SHORT EXERCISE: Give nothing except the number of lines containing the word "JSON".

(Entries from a dataset)

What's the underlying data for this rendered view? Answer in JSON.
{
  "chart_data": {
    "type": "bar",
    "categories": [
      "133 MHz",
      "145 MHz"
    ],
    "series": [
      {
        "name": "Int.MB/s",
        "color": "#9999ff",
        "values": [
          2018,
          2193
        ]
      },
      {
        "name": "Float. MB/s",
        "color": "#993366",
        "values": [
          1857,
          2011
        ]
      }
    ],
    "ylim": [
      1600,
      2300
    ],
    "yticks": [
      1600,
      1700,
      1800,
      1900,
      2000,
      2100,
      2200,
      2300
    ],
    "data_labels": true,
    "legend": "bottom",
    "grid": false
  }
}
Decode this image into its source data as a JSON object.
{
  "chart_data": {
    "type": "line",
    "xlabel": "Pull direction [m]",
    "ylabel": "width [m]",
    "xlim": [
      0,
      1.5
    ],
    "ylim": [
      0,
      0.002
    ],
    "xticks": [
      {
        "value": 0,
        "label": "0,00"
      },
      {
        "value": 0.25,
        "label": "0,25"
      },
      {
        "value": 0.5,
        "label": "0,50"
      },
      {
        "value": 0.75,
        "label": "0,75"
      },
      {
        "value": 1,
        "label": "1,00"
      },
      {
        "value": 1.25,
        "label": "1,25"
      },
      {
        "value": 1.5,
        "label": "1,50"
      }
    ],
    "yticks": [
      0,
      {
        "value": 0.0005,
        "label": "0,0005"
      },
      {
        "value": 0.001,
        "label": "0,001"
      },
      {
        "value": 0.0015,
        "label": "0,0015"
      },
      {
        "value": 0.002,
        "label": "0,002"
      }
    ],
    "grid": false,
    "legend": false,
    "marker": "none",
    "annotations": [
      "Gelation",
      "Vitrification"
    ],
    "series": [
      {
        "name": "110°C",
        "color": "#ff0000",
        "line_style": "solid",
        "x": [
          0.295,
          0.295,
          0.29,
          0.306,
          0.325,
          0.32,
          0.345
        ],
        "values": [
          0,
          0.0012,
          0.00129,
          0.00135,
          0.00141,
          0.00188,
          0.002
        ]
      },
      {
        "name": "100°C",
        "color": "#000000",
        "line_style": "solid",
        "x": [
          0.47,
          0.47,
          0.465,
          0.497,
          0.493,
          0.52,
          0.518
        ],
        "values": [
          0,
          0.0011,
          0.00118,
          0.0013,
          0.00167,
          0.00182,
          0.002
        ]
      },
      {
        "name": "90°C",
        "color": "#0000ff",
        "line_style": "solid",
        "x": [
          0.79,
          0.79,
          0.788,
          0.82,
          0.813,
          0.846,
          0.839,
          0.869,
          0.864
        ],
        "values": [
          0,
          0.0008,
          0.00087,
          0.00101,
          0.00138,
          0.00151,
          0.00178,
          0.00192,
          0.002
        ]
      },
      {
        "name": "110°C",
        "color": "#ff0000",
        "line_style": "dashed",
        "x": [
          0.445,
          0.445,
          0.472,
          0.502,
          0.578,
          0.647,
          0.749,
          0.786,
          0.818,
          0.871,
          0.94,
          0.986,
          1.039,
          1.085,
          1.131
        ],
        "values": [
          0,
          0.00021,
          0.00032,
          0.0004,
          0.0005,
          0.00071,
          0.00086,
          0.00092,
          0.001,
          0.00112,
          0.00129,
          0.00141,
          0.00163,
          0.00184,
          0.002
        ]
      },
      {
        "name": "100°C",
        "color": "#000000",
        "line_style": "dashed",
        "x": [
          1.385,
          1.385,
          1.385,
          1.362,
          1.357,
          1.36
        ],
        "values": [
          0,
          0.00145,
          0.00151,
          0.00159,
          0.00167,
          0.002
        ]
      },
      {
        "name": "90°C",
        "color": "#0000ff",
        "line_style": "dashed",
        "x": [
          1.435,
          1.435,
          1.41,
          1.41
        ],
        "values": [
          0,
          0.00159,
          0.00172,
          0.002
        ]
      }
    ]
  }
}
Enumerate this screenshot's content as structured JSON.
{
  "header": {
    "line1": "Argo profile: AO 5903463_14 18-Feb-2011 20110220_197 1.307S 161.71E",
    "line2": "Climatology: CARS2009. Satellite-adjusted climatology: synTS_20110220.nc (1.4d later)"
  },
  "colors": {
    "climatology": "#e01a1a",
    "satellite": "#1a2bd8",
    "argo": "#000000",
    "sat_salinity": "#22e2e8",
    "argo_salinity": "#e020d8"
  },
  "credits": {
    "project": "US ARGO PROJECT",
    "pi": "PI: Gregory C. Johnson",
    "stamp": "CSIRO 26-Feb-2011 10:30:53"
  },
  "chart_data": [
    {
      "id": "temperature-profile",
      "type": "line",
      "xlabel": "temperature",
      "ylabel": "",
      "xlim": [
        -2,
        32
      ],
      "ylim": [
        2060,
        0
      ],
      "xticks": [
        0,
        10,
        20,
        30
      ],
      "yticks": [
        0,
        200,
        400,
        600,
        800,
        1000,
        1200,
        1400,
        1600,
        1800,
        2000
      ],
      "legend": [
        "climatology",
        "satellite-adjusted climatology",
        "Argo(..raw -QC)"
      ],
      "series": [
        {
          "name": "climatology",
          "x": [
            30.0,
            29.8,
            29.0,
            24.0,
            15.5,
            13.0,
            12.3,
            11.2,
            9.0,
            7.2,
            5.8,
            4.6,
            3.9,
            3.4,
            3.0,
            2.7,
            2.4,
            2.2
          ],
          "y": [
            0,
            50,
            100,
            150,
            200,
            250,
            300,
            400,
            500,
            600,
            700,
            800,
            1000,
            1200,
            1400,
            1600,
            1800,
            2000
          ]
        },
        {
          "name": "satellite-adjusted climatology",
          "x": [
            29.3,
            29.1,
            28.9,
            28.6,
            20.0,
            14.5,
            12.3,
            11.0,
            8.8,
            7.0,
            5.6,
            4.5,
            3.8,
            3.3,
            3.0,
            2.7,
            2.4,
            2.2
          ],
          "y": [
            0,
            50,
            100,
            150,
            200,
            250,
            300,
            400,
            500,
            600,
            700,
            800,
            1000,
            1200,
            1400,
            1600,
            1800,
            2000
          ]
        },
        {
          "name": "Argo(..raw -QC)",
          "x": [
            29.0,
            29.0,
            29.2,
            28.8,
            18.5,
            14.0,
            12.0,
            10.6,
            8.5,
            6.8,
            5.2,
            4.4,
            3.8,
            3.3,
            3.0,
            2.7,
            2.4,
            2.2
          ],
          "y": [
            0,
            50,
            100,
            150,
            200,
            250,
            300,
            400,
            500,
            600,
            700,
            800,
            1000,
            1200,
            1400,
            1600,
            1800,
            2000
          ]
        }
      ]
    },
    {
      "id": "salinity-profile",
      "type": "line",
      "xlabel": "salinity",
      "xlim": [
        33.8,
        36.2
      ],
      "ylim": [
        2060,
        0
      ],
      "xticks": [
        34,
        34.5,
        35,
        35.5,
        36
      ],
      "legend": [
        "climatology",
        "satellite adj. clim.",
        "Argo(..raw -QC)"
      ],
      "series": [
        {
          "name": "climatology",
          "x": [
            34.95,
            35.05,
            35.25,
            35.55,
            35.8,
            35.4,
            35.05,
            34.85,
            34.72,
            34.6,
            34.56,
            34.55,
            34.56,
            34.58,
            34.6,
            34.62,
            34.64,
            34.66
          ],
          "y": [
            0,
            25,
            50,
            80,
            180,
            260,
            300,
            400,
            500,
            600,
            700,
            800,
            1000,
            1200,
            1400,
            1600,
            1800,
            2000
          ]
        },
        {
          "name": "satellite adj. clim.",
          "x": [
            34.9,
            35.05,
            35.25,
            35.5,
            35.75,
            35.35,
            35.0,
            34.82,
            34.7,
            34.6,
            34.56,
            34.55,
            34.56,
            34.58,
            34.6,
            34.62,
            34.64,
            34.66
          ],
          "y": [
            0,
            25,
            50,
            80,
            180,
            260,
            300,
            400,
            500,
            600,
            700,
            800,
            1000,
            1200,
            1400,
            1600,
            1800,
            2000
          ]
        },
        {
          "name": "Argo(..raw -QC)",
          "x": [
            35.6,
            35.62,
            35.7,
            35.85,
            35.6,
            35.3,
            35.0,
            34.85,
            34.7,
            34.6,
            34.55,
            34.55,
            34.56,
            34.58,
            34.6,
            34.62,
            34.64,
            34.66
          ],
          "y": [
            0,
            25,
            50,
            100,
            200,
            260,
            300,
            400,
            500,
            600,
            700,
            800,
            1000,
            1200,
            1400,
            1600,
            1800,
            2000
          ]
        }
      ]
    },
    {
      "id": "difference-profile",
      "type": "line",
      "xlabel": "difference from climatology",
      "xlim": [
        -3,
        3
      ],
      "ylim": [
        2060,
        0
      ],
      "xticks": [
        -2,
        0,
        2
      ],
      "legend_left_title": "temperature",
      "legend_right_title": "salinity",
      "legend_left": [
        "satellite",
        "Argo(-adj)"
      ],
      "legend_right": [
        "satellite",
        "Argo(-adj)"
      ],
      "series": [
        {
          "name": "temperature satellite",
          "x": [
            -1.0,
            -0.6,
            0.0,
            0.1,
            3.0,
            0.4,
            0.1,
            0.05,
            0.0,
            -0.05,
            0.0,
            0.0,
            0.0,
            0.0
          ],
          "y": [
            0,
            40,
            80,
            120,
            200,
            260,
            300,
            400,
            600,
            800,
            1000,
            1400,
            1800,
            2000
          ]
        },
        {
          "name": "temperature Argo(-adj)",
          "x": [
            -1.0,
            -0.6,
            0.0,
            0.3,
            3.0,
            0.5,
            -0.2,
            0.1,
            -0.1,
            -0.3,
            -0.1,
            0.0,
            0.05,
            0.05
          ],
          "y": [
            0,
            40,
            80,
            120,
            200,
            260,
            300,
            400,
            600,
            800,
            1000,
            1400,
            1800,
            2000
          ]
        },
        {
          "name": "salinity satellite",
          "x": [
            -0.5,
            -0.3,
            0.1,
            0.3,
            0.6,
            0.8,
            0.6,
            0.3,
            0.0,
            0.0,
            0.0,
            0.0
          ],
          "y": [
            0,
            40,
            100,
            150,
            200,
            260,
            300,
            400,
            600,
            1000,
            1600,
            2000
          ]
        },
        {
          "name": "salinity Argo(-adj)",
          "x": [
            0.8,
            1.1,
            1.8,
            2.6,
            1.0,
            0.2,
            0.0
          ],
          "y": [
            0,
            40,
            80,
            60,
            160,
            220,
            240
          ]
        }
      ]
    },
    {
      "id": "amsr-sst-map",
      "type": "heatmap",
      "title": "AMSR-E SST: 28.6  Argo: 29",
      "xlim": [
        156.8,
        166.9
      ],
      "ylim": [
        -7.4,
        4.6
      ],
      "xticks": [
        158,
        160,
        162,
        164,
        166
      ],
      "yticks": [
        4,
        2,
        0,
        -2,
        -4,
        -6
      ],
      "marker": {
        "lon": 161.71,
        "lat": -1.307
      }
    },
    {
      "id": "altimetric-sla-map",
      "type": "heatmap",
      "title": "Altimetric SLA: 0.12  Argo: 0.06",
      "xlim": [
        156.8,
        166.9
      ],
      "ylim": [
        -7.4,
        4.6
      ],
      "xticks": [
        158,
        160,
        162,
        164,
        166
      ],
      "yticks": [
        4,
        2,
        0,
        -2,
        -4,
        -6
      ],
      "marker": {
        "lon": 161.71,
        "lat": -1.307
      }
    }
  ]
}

EXERCISE OUTPUT: 3